### What is needed
Write the number of lines holding the word "true", and nothing else.

★ ★ ★ ★

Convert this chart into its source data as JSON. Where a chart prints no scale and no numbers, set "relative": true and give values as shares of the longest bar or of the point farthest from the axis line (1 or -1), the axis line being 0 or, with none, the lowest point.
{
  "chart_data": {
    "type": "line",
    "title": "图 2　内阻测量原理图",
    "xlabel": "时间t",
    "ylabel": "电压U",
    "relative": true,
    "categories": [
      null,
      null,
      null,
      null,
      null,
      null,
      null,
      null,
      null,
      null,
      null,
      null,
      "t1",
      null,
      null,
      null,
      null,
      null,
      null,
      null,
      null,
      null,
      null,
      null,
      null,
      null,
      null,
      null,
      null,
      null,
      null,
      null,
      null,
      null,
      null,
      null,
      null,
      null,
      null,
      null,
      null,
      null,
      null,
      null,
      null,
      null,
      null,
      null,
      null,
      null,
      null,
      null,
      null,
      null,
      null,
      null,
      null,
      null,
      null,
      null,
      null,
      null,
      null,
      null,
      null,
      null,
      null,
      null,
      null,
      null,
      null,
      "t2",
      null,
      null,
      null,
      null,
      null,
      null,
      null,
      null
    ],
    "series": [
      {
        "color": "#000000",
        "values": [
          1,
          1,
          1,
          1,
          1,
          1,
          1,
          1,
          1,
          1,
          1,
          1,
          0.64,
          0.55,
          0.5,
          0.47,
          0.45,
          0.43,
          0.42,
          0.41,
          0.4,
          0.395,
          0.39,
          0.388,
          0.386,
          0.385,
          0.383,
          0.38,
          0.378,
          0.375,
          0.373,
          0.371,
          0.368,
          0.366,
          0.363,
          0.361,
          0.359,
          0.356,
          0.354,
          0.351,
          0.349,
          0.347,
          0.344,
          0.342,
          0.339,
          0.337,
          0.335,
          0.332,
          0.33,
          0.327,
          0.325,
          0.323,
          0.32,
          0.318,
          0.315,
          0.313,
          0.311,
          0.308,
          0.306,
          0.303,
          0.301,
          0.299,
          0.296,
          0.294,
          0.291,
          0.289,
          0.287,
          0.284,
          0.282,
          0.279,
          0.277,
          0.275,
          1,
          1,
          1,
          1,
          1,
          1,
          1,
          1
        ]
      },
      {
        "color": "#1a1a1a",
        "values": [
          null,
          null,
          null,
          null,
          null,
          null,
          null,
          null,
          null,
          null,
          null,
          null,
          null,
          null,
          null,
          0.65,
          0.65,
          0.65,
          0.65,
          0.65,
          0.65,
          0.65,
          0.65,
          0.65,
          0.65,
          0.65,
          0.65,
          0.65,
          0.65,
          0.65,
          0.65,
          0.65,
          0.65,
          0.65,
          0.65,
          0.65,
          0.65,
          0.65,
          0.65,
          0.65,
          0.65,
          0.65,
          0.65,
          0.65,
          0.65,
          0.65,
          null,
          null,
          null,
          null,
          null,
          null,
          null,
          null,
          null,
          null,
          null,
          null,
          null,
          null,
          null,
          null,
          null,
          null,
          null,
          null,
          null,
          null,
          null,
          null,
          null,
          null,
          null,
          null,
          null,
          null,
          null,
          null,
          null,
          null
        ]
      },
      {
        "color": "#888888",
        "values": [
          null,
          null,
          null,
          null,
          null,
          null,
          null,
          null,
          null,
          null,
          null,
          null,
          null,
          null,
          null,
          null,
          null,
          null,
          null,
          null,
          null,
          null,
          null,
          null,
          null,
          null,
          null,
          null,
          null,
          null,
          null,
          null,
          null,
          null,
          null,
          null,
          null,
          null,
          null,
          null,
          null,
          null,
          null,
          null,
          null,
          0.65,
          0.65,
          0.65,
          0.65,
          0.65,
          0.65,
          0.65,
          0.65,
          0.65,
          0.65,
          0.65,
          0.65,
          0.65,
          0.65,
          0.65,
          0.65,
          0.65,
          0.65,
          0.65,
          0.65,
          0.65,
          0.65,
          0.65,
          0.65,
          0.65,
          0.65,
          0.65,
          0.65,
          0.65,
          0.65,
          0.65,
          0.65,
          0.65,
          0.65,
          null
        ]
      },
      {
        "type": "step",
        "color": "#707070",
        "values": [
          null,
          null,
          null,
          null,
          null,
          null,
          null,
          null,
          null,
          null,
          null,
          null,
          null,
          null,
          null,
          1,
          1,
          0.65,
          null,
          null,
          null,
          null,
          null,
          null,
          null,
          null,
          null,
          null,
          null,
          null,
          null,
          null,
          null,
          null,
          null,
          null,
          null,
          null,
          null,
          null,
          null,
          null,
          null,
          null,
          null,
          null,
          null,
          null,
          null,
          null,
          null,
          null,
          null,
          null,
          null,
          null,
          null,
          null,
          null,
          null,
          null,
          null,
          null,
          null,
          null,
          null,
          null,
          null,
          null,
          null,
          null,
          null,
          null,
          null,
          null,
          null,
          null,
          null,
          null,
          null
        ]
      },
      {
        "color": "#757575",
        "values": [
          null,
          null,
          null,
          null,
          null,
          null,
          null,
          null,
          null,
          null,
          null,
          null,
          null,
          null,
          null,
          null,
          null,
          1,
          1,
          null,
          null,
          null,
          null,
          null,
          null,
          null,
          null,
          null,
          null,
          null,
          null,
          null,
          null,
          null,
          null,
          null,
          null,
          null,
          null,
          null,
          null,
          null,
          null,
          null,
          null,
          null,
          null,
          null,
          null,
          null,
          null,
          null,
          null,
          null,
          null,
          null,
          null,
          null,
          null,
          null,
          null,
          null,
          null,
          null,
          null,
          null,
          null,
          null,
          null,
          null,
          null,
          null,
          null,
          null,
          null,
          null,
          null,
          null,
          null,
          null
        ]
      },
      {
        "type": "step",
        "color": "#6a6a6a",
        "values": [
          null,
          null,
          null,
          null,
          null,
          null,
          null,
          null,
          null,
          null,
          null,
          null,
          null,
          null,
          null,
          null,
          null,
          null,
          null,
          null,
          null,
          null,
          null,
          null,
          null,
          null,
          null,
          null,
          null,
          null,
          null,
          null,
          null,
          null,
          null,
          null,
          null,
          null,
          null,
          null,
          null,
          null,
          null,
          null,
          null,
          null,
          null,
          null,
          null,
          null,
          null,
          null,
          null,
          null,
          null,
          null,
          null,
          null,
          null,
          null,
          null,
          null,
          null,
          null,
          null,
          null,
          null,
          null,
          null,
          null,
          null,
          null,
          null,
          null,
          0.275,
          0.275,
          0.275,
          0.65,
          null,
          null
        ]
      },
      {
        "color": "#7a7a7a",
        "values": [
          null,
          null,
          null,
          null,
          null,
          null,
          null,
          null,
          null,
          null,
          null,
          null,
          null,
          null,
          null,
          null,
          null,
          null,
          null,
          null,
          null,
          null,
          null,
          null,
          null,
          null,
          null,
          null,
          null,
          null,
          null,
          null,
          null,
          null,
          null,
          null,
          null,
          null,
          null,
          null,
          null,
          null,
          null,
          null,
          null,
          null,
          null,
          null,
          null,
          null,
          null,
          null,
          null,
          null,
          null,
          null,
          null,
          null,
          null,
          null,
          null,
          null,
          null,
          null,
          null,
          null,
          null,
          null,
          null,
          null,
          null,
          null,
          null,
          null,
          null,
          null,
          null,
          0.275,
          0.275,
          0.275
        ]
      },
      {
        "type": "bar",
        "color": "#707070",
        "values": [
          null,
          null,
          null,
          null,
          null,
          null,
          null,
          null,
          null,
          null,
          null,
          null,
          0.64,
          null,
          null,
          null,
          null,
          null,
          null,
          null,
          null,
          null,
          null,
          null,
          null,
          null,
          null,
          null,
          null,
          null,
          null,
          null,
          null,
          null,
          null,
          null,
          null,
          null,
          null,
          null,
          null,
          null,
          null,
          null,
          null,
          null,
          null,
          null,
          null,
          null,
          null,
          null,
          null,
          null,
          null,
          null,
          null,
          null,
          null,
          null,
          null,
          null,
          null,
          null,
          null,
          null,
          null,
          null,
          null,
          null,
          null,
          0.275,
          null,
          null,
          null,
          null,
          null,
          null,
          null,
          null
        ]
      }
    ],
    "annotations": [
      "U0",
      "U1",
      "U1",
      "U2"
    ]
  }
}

★ ★ ★ ★

### Exercise answer
2